● **Job**: Below are records; count the lines that contain "大阪メトロ" and give only the total.

● **Provided records**:
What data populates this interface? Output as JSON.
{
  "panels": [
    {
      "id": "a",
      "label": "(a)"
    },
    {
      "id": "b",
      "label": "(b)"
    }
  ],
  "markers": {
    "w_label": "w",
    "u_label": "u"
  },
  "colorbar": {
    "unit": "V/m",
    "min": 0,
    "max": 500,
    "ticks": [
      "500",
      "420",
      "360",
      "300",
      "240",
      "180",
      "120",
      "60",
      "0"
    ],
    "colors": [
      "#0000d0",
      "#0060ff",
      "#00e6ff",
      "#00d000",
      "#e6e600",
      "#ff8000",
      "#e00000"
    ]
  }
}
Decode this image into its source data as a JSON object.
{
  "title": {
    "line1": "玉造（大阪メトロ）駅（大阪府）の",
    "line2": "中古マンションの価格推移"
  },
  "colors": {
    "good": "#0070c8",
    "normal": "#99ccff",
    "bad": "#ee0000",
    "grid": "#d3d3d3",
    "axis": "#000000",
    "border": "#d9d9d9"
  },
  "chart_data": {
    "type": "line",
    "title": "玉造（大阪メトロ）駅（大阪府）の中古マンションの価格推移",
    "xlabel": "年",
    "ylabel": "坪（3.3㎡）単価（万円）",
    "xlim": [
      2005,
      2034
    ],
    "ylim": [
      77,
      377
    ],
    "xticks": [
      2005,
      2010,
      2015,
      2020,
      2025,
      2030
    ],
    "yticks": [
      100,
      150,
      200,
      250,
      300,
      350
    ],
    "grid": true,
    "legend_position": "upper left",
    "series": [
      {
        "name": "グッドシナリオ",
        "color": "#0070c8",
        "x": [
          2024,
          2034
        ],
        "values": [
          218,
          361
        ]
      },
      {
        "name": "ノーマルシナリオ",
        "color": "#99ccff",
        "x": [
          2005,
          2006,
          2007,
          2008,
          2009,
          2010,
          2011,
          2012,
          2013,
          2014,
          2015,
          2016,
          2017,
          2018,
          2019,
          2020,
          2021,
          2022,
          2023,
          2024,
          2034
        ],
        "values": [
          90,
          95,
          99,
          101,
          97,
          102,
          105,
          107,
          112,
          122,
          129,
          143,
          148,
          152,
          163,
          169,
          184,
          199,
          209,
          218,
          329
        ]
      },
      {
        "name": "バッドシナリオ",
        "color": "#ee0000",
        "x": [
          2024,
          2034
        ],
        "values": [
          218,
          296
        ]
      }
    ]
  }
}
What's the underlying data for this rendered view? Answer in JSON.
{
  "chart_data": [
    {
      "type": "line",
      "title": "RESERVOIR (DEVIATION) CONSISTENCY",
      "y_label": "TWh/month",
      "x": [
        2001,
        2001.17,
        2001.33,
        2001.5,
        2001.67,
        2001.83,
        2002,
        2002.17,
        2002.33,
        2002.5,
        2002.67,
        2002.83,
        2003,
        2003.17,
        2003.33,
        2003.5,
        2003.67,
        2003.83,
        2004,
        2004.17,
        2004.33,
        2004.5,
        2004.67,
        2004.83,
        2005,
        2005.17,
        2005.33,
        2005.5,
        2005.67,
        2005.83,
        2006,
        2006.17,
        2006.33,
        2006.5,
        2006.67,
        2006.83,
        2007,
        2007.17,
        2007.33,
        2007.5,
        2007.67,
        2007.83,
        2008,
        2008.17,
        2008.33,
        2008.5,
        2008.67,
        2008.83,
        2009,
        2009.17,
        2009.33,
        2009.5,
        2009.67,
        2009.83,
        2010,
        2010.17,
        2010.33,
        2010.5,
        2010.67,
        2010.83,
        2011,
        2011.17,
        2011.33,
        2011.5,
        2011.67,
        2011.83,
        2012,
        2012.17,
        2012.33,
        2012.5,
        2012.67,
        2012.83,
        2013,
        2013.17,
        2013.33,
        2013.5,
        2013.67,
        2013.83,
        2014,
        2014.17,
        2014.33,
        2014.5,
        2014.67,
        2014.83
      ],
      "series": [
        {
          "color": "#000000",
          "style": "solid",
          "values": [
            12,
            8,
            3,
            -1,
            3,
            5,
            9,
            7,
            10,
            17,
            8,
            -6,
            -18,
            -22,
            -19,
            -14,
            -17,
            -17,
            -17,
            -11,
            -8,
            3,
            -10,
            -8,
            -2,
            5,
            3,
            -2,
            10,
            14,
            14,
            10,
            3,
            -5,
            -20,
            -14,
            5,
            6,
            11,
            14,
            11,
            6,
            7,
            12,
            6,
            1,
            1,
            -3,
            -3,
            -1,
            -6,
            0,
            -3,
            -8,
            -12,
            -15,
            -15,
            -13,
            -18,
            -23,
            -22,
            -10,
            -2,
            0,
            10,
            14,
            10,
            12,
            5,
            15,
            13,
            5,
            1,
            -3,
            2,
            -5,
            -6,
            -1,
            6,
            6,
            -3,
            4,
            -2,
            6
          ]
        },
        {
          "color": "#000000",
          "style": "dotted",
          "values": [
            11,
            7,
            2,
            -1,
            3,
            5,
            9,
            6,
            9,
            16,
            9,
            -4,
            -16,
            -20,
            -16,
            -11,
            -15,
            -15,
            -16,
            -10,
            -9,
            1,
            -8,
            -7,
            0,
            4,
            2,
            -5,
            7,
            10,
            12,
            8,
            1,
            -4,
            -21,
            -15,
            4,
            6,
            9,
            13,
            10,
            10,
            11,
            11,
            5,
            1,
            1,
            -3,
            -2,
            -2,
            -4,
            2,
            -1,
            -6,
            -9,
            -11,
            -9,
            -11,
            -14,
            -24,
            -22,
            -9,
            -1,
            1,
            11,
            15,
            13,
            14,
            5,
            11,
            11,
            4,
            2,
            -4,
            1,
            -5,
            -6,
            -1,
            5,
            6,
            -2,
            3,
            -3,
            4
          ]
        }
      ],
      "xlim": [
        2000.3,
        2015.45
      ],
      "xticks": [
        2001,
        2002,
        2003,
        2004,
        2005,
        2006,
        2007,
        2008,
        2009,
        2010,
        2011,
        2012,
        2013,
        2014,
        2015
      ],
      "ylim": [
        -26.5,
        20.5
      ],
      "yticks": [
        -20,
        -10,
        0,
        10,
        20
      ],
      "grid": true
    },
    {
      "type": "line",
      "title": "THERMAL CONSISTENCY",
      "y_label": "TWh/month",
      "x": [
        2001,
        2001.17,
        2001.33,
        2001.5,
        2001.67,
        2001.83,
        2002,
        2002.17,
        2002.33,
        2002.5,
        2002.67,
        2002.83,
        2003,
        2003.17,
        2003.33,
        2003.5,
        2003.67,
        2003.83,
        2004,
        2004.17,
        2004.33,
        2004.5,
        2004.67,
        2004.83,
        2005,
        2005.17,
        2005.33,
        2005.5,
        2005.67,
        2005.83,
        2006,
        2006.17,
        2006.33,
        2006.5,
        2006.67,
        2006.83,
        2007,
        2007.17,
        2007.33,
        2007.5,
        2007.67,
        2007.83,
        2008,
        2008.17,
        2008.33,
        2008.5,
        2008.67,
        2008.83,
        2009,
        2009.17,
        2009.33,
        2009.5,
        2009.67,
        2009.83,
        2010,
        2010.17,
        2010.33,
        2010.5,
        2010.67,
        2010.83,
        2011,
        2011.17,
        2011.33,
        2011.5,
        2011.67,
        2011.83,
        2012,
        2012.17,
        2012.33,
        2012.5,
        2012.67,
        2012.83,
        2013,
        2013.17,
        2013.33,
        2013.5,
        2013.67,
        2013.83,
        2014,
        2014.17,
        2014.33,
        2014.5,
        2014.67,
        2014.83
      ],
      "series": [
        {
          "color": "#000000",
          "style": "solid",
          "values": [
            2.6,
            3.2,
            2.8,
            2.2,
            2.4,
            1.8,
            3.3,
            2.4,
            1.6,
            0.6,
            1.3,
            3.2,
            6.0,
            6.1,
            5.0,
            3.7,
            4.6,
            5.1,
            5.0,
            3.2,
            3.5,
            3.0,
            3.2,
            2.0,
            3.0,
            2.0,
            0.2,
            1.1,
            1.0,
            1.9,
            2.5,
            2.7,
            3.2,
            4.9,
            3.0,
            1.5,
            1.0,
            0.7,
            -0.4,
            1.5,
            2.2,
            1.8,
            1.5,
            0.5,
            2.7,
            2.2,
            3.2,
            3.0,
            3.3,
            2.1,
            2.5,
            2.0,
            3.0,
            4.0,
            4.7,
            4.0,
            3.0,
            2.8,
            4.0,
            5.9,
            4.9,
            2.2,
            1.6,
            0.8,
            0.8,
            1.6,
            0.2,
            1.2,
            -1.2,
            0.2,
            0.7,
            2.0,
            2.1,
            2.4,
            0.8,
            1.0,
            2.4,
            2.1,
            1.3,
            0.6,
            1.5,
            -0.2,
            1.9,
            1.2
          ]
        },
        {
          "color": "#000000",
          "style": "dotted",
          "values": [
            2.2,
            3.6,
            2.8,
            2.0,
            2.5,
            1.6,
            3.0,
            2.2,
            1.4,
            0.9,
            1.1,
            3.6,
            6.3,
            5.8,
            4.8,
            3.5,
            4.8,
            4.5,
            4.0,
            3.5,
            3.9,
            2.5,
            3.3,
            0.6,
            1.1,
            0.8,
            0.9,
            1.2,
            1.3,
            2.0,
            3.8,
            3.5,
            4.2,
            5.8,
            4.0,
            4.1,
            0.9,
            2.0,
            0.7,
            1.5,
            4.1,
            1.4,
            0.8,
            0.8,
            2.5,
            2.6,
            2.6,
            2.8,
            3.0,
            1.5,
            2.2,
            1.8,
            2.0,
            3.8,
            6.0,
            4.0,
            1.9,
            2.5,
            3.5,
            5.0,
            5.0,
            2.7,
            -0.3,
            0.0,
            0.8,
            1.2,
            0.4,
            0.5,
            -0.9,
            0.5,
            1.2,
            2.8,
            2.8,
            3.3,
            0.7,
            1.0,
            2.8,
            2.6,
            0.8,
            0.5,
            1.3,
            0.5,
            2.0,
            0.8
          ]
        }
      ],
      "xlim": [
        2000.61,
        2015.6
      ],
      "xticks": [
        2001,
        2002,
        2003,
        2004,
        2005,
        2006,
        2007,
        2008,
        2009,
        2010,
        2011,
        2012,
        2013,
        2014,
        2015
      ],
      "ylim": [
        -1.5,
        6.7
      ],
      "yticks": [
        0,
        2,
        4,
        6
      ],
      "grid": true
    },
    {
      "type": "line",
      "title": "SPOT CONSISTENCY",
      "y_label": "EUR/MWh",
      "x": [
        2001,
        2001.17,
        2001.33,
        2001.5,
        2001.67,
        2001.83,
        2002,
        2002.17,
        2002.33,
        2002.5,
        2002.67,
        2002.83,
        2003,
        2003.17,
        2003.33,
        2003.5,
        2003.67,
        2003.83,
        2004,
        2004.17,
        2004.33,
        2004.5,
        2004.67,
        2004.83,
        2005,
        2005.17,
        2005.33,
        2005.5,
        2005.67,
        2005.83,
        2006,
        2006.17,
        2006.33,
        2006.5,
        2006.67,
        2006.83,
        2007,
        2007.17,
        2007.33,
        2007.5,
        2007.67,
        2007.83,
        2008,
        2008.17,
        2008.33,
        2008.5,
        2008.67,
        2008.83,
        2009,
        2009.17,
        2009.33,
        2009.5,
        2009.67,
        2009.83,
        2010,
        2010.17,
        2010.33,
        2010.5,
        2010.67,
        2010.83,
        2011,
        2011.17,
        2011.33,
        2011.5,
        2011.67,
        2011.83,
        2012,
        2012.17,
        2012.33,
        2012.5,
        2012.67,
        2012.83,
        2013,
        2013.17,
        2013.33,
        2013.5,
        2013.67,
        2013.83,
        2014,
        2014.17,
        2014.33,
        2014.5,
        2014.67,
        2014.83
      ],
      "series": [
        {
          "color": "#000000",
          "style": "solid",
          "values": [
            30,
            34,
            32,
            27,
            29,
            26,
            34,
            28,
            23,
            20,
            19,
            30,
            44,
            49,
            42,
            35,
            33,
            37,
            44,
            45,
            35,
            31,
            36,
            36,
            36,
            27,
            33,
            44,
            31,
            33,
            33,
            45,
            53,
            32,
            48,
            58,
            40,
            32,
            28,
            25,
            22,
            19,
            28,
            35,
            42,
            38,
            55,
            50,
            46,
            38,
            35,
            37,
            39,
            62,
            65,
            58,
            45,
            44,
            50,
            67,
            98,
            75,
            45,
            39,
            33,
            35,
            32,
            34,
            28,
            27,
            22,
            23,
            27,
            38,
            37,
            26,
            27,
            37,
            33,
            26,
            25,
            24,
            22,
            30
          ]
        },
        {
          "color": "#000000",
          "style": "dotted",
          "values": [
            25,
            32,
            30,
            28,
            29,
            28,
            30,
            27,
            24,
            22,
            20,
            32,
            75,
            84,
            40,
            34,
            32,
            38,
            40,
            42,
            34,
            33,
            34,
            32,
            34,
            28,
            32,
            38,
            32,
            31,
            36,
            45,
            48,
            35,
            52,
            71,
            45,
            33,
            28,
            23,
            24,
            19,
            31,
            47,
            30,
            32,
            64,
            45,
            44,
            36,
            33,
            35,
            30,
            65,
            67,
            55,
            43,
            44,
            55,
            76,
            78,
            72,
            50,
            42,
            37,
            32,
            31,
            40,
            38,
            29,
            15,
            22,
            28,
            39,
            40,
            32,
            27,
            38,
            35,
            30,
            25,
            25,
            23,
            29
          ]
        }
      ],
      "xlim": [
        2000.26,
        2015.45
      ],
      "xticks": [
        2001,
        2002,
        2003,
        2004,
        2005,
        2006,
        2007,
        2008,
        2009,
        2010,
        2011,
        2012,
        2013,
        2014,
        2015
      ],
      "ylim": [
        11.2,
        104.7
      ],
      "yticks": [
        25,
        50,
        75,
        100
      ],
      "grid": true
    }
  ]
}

● **Exercise result**: 2